PROBLEM REQUIREMENTS
Which lines contain the word "this"? Return each of them as written.

━━━━

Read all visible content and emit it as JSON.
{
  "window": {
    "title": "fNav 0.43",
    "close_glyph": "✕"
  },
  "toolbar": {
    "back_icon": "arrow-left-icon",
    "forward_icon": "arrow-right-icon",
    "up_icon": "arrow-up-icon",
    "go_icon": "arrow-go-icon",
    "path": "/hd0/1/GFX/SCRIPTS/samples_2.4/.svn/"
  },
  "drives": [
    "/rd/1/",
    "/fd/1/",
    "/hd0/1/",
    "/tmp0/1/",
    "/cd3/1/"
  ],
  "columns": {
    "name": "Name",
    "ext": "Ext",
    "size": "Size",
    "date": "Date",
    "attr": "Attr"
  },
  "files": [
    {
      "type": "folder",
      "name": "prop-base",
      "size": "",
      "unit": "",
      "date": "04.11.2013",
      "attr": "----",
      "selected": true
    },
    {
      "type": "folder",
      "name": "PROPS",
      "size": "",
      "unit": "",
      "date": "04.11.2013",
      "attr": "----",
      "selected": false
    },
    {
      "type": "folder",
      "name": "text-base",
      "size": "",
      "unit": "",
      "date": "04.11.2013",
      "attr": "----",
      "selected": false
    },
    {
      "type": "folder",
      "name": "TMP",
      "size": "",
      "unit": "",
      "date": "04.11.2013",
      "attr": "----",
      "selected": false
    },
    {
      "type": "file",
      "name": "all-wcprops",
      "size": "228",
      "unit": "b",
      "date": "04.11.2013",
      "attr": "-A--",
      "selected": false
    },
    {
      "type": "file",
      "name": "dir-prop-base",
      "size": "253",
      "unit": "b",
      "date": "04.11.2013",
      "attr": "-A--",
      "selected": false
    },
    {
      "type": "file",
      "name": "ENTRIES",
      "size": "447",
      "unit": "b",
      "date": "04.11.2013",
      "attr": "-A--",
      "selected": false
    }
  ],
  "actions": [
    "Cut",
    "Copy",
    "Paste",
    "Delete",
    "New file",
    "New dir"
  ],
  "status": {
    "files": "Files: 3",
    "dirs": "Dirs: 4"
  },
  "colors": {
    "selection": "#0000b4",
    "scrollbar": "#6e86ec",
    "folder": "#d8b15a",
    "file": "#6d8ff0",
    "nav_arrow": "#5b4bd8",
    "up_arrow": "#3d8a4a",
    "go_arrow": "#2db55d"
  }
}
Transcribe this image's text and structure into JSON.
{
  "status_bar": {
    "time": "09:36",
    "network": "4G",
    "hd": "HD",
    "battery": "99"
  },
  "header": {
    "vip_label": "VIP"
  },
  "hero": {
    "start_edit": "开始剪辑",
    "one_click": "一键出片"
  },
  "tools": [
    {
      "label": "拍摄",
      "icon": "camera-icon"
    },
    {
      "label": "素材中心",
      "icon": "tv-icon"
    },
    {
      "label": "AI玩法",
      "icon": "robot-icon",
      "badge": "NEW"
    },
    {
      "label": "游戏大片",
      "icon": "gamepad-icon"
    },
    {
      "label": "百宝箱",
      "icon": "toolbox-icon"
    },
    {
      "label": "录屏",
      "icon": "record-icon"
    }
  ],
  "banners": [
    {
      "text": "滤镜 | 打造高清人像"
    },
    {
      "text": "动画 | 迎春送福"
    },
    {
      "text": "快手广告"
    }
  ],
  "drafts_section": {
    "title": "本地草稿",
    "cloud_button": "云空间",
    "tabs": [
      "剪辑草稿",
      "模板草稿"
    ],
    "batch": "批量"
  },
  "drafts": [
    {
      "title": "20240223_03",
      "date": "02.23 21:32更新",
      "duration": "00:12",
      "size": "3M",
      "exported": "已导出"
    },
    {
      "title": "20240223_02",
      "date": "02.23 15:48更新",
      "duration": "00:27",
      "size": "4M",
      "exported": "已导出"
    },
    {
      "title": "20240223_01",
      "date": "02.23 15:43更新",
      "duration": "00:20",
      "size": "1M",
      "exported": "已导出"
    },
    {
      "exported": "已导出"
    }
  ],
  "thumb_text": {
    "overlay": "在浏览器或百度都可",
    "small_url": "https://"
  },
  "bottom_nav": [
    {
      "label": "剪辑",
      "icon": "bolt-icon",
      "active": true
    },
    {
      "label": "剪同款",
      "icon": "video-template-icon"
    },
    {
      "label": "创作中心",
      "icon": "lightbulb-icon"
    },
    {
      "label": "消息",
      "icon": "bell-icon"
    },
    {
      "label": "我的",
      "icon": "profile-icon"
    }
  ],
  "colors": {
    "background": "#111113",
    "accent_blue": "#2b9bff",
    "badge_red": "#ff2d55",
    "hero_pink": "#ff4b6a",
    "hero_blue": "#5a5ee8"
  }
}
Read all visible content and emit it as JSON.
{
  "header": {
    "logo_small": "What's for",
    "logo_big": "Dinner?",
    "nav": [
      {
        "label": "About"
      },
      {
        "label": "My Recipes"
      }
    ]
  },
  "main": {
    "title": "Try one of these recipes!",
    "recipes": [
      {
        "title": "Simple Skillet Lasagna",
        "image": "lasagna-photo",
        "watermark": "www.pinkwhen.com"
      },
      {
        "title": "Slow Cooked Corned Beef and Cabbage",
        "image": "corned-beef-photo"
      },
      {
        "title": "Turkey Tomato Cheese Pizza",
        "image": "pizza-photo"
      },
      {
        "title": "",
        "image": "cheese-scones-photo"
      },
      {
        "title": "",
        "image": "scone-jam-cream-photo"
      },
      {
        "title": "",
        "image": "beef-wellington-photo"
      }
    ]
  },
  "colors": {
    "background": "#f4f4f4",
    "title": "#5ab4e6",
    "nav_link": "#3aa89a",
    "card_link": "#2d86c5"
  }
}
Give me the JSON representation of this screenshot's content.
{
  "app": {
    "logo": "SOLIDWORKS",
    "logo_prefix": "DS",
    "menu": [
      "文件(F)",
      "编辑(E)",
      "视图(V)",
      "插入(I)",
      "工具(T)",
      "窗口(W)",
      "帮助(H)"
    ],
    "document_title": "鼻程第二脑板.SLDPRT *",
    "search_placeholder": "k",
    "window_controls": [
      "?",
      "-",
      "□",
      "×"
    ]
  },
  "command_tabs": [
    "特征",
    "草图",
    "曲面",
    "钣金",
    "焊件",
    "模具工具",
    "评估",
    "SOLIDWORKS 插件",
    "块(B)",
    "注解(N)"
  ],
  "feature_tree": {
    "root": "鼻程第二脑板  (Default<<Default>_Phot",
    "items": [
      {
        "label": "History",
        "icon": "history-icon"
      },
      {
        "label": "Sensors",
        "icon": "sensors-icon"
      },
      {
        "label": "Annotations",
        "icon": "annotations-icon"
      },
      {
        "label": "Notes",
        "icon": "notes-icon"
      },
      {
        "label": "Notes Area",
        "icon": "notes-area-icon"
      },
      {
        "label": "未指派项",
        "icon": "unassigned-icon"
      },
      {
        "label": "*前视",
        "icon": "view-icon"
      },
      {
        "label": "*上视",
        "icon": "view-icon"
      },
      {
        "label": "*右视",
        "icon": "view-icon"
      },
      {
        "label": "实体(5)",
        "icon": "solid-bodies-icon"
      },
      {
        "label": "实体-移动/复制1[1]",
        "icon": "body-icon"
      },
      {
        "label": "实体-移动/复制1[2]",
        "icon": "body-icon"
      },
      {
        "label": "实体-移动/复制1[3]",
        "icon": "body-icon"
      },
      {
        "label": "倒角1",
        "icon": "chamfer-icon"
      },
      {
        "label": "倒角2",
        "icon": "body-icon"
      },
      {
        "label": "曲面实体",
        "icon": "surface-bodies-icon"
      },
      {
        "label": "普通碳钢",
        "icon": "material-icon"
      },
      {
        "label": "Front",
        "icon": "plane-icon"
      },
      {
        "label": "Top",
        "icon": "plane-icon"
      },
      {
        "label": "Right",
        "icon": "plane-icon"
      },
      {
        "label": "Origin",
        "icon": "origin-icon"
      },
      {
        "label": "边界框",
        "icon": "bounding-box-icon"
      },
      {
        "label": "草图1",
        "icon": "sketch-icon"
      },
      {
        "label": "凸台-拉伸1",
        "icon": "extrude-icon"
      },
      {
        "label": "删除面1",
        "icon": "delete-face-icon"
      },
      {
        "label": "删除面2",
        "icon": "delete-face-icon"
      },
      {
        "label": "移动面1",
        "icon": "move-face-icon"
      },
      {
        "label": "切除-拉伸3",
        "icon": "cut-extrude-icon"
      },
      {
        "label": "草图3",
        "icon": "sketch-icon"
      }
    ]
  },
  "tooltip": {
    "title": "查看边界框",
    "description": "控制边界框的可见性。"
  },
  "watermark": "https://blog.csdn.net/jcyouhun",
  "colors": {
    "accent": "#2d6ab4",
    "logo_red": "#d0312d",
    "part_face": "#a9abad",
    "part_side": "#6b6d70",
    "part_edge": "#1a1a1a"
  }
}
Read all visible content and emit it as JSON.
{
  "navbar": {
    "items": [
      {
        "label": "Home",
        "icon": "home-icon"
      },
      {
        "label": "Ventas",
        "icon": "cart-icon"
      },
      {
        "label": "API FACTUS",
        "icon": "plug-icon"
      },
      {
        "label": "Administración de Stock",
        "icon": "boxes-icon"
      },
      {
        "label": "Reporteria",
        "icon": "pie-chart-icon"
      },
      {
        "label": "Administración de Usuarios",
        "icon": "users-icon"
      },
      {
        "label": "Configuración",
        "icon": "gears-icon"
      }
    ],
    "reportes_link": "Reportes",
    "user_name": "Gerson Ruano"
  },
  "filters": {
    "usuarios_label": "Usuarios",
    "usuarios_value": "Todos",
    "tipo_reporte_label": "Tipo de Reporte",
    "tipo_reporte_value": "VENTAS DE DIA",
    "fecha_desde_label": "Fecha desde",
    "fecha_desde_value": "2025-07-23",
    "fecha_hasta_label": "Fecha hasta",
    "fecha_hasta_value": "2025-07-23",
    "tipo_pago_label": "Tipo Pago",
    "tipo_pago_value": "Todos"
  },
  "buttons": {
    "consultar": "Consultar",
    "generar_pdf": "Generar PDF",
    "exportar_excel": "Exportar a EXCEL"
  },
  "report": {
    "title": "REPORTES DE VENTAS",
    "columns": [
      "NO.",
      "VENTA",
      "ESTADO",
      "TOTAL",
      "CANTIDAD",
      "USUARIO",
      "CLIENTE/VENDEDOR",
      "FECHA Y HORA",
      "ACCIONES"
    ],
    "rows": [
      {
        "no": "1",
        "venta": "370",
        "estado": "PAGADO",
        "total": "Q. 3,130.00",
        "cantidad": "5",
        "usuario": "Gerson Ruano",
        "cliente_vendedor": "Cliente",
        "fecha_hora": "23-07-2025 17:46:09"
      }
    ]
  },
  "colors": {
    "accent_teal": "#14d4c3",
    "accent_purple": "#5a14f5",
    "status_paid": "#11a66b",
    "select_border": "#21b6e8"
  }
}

━━━━

FINISHED EXERCISE
Transcribe this image's text and structure into JSON.
Give me the JSON representation of this screenshot's content.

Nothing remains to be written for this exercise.